PROBLEM: Report how many lines hold the word "Last"; answer with the number alone.

LISTING:
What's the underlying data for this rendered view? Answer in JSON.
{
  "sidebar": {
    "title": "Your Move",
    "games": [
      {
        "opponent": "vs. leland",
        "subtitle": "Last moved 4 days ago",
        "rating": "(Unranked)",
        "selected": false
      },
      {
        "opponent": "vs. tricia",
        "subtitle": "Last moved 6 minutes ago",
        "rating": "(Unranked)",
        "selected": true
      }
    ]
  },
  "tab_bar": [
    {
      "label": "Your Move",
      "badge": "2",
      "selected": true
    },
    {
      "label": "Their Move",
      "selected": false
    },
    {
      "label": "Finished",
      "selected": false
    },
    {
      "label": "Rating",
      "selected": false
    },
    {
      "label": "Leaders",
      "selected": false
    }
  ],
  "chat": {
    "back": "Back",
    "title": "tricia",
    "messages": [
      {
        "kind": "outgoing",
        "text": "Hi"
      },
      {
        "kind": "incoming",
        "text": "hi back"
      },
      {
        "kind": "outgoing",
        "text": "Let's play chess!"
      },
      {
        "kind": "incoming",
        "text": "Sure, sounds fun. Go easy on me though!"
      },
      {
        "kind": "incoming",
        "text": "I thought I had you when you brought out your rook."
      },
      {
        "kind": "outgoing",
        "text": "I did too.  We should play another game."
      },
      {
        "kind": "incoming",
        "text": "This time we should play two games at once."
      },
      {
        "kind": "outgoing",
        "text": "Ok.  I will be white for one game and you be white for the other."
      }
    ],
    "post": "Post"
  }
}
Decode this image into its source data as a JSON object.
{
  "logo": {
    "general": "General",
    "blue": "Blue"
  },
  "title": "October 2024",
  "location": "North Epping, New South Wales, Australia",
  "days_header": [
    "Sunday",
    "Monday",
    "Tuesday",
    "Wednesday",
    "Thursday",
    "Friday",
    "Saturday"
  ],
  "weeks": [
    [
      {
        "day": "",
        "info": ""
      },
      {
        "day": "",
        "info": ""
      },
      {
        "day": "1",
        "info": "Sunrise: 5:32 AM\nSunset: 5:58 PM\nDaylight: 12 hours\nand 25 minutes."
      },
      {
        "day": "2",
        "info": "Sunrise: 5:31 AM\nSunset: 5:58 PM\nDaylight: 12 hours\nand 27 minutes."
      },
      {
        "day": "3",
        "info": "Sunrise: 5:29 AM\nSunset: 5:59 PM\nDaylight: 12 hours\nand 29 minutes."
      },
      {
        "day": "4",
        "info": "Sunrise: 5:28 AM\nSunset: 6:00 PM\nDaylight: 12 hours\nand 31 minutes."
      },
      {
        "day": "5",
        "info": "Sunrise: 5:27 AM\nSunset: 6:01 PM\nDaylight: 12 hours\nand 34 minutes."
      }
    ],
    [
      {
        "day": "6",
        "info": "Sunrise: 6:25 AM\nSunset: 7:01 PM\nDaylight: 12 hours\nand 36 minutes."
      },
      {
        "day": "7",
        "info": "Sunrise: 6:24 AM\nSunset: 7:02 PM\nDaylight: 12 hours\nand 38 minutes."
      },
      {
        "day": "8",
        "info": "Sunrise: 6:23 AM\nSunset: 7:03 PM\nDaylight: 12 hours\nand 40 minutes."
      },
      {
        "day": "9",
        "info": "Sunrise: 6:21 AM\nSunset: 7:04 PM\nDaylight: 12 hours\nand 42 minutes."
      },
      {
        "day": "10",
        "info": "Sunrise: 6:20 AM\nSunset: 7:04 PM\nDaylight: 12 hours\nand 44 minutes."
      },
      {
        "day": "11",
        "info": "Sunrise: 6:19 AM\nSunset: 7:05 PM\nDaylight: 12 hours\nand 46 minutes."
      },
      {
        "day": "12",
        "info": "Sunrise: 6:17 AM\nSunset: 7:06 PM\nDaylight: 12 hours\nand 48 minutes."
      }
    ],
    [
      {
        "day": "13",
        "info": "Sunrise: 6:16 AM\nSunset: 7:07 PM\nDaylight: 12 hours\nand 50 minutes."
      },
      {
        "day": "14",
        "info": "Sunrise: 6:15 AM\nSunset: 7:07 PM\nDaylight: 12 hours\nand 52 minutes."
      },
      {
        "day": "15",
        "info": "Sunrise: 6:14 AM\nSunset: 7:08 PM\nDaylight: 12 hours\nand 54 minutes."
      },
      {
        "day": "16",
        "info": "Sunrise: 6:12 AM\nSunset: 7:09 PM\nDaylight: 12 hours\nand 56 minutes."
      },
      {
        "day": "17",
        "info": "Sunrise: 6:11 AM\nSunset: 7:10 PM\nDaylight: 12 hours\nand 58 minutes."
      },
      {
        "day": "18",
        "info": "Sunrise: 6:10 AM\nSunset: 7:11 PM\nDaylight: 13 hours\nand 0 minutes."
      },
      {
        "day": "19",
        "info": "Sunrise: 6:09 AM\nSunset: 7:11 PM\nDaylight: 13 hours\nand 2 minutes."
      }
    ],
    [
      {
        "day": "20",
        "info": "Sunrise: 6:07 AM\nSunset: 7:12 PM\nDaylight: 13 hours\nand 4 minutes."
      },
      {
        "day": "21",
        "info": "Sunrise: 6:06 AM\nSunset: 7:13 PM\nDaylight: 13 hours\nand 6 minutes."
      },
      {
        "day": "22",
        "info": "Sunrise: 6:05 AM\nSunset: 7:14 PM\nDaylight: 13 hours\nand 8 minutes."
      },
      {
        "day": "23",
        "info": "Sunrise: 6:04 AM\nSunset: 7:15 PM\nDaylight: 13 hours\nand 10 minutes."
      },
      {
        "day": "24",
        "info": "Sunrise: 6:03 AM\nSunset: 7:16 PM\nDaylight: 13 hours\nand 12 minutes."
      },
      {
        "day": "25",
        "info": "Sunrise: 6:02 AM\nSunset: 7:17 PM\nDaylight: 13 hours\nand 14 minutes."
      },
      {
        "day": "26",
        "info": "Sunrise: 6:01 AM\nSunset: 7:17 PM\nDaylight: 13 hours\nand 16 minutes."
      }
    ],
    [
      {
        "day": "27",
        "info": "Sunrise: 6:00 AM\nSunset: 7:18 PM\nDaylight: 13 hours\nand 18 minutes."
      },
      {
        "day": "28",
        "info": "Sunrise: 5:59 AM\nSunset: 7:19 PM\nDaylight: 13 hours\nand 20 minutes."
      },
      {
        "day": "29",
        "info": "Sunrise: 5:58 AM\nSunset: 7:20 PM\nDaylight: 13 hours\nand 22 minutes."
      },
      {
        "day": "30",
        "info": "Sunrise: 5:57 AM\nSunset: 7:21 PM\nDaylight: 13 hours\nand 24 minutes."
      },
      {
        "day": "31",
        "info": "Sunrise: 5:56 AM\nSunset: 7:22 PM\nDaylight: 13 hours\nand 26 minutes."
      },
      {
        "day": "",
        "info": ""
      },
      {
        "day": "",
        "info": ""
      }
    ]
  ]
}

WORKED SOLUTION: 2